Stored data
* * *
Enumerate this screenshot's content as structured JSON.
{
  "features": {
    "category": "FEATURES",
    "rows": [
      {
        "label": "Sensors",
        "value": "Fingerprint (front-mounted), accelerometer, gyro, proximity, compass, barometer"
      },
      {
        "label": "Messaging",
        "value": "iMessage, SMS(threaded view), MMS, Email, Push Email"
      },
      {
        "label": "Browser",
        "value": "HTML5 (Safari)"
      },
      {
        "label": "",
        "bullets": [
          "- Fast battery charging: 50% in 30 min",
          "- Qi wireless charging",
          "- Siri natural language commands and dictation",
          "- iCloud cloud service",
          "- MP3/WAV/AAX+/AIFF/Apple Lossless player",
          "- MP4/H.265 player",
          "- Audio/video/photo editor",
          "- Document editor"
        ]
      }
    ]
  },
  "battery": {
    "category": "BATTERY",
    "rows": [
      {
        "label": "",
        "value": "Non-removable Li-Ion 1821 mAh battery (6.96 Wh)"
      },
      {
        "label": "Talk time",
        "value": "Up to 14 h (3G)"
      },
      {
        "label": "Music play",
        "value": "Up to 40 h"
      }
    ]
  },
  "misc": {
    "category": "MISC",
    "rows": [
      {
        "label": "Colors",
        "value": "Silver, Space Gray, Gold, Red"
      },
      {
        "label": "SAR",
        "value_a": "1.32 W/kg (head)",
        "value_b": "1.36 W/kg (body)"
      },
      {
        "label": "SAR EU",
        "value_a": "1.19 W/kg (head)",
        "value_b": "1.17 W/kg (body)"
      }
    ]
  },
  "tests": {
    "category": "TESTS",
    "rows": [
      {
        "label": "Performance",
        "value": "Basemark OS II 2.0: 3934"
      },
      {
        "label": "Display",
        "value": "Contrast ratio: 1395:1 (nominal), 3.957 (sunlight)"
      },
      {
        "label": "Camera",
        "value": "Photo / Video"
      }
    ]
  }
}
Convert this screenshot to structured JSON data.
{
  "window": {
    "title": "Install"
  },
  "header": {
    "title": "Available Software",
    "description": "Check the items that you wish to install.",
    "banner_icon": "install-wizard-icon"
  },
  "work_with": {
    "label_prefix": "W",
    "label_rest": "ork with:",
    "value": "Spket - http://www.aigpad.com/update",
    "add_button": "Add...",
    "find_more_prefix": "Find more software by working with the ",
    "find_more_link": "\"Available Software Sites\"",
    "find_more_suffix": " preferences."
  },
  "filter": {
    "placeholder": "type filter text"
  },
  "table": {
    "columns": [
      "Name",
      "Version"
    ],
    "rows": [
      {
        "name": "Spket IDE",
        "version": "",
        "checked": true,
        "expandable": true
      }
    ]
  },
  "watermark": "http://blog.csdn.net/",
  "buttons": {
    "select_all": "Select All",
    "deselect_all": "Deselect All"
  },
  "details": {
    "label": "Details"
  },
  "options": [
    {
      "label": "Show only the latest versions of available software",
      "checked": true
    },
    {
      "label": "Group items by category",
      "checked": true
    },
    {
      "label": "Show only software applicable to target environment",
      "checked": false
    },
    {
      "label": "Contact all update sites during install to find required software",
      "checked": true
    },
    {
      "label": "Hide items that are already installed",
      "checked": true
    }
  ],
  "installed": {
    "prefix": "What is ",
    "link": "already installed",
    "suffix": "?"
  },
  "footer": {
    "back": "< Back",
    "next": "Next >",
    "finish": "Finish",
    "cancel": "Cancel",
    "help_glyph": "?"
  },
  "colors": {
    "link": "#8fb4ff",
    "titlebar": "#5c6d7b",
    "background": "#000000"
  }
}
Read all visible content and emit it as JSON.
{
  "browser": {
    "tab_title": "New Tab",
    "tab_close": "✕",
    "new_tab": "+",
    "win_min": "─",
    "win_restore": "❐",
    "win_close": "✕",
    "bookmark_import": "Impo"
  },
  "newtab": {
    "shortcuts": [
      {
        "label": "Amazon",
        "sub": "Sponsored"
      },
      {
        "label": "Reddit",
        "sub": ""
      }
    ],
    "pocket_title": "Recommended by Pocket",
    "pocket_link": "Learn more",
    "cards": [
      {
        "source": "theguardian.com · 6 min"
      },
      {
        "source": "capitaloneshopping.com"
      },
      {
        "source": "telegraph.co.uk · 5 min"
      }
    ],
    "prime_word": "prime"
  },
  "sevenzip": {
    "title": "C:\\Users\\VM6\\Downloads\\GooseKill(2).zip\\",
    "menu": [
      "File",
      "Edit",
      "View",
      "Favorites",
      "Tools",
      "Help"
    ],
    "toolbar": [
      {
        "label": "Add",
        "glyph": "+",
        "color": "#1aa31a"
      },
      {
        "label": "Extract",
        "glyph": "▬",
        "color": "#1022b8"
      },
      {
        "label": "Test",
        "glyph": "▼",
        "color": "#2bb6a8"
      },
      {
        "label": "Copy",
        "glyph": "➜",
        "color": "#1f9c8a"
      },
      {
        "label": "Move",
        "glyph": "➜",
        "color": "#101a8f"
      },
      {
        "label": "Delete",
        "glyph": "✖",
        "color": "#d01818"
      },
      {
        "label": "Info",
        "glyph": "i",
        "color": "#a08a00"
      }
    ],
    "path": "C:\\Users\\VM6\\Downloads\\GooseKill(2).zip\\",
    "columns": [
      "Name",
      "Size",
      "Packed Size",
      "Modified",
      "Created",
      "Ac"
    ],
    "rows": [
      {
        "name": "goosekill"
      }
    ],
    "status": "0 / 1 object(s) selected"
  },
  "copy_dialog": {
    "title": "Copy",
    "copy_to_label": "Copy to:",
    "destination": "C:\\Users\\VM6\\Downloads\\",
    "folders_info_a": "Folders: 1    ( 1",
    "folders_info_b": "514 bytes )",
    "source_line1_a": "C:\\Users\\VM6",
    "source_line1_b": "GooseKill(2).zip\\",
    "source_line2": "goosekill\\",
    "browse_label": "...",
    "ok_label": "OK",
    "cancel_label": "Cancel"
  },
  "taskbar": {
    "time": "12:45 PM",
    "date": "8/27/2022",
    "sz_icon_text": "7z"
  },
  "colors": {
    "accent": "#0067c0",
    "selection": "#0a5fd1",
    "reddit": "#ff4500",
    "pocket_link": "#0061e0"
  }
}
* * *
What is expected :: Please reproduce every line of the material word for word.

Response for this exercise ::
Enumerate this screenshot's content as structured JSON.
{
  "features": {
    "category": "FEATURES",
    "rows": [
      {
        "label": "Sensors",
        "value": "Fingerprint (front-mounted), accelerometer, gyro, proximity, compass, barometer"
      },
      {
        "label": "Messaging",
        "value": "iMessage, SMS(threaded view), MMS, Email, Push Email"
      },
      {
        "label": "Browser",
        "value": "HTML5 (Safari)"
      },
      {
        "label": "",
        "bullets": [
          "- Fast battery charging: 50% in 30 min",
          "- Qi wireless charging",
          "- Siri natural language commands and dictation",
          "- iCloud cloud service",
          "- MP3/WAV/AAX+/AIFF/Apple Lossless player",
          "- MP4/H.265 player",
          "- Audio/video/photo editor",
          "- Document editor"
        ]
      }
    ]
  },
  "battery": {
    "category": "BATTERY",
    "rows": [
      {
        "label": "",
        "value": "Non-removable Li-Ion 1821 mAh battery (6.96 Wh)"
      },
      {
        "label": "Talk time",
        "value": "Up to 14 h (3G)"
      },
      {
        "label": "Music play",
        "value": "Up to 40 h"
      }
    ]
  },
  "misc": {
    "category": "MISC",
    "rows": [
      {
        "label": "Colors",
        "value": "Silver, Space Gray, Gold, Red"
      },
      {
        "label": "SAR",
        "value_a": "1.32 W/kg (head)",
        "value_b": "1.36 W/kg (body)"
      },
      {
        "label": "SAR EU",
        "value_a": "1.19 W/kg (head)",
        "value_b": "1.17 W/kg (body)"
      }
    ]
  },
  "tests": {
    "category": "TESTS",
    "rows": [
      {
        "label": "Performance",
        "value": "Basemark OS II 2.0: 3934"
      },
      {
        "label": "Display",
        "value": "Contrast ratio: 1395:1 (nominal), 3.957 (sunlight)"
      },
      {
        "label": "Camera",
        "value": "Photo / Video"
      }
    ]
  }
}
Convert this screenshot to structured JSON data.
{
  "window": {
    "title": "Install"
  },
  "header": {
    "title": "Available Software",
    "description": "Check the items that you wish to install.",
    "banner_icon": "install-wizard-icon"
  },
  "work_with": {
    "label_prefix": "W",
    "label_rest": "ork with:",
    "value": "Spket - http://www.aigpad.com/update",
    "add_button": "Add...",
    "find_more_prefix": "Find more software by working with the ",
    "find_more_link": "\"Available Software Sites\"",
    "find_more_suffix": " preferences."
  },
  "filter": {
    "placeholder": "type filter text"
  },
  "table": {
    "columns": [
      "Name",
      "Version"
    ],
    "rows": [
      {
        "name": "Spket IDE",
        "version": "",
        "checked": true,
        "expandable": true
      }
    ]
  },
  "watermark": "http://blog.csdn.net/",
  "buttons": {
    "select_all": "Select All",
    "deselect_all": "Deselect All"
  },
  "details": {
    "label": "Details"
  },
  "options": [
    {
      "label": "Show only the latest versions of available software",
      "checked": true
    },
    {
      "label": "Group items by category",
      "checked": true
    },
    {
      "label": "Show only software applicable to target environment",
      "checked": false
    },
    {
      "label": "Contact all update sites during install to find required software",
      "checked": true
    },
    {
      "label": "Hide items that are already installed",
      "checked": true
    }
  ],
  "installed": {
    "prefix": "What is ",
    "link": "already installed",
    "suffix": "?"
  },
  "footer": {
    "back": "< Back",
    "next": "Next >",
    "finish": "Finish",
    "cancel": "Cancel",
    "help_glyph": "?"
  },
  "colors": {
    "link": "#8fb4ff",
    "titlebar": "#5c6d7b",
    "background": "#000000"
  }
}
Read all visible content and emit it as JSON.
{
  "browser": {
    "tab_title": "New Tab",
    "tab_close": "✕",
    "new_tab": "+",
    "win_min": "─",
    "win_restore": "❐",
    "win_close": "✕",
    "bookmark_import": "Impo"
  },
  "newtab": {
    "shortcuts": [
      {
        "label": "Amazon",
        "sub": "Sponsored"
      },
      {
        "label": "Reddit",
        "sub": ""
      }
    ],
    "pocket_title": "Recommended by Pocket",
    "pocket_link": "Learn more",
    "cards": [
      {
        "source": "theguardian.com · 6 min"
      },
      {
        "source": "capitaloneshopping.com"
      },
      {
        "source": "telegraph.co.uk · 5 min"
      }
    ],
    "prime_word": "prime"
  },
  "sevenzip": {
    "title": "C:\\Users\\VM6\\Downloads\\GooseKill(2).zip\\",
    "menu": [
      "File",
      "Edit",
      "View",
      "Favorites",
      "Tools",
      "Help"
    ],
    "toolbar": [
      {
        "label": "Add",
        "glyph": "+",
        "color": "#1aa31a"
      },
      {
        "label": "Extract",
        "glyph": "▬",
        "color": "#1022b8"
      },
      {
        "label": "Test",
        "glyph": "▼",
        "color": "#2bb6a8"
      },
      {
        "label": "Copy",
        "glyph": "➜",
        "color": "#1f9c8a"
      },
      {
        "label": "Move",
        "glyph": "➜",
        "color": "#101a8f"
      },
      {
        "label": "Delete",
        "glyph": "✖",
        "color": "#d01818"
      },
      {
        "label": "Info",
        "glyph": "i",
        "color": "#a08a00"
      }
    ],
    "path": "C:\\Users\\VM6\\Downloads\\GooseKill(2).zip\\",
    "columns": [
      "Name",
      "Size",
      "Packed Size",
      "Modified",
      "Created",
      "Ac"
    ],
    "rows": [
      {
        "name": "goosekill"
      }
    ],
    "status": "0 / 1 object(s) selected"
  },
  "copy_dialog": {
    "title": "Copy",
    "copy_to_label": "Copy to:",
    "destination": "C:\\Users\\VM6\\Downloads\\",
    "folders_info_a": "Folders: 1    ( 1",
    "folders_info_b": "514 bytes )",
    "source_line1_a": "C:\\Users\\VM6",
    "source_line1_b": "GooseKill(2).zip\\",
    "source_line2": "goosekill\\",
    "browse_label": "...",
    "ok_label": "OK",
    "cancel_label": "Cancel"
  },
  "taskbar": {
    "time": "12:45 PM",
    "date": "8/27/2022",
    "sz_icon_text": "7z"
  },
  "colors": {
    "accent": "#0067c0",
    "selection": "#0a5fd1",
    "reddit": "#ff4500",
    "pocket_link": "#0061e0"
  }
}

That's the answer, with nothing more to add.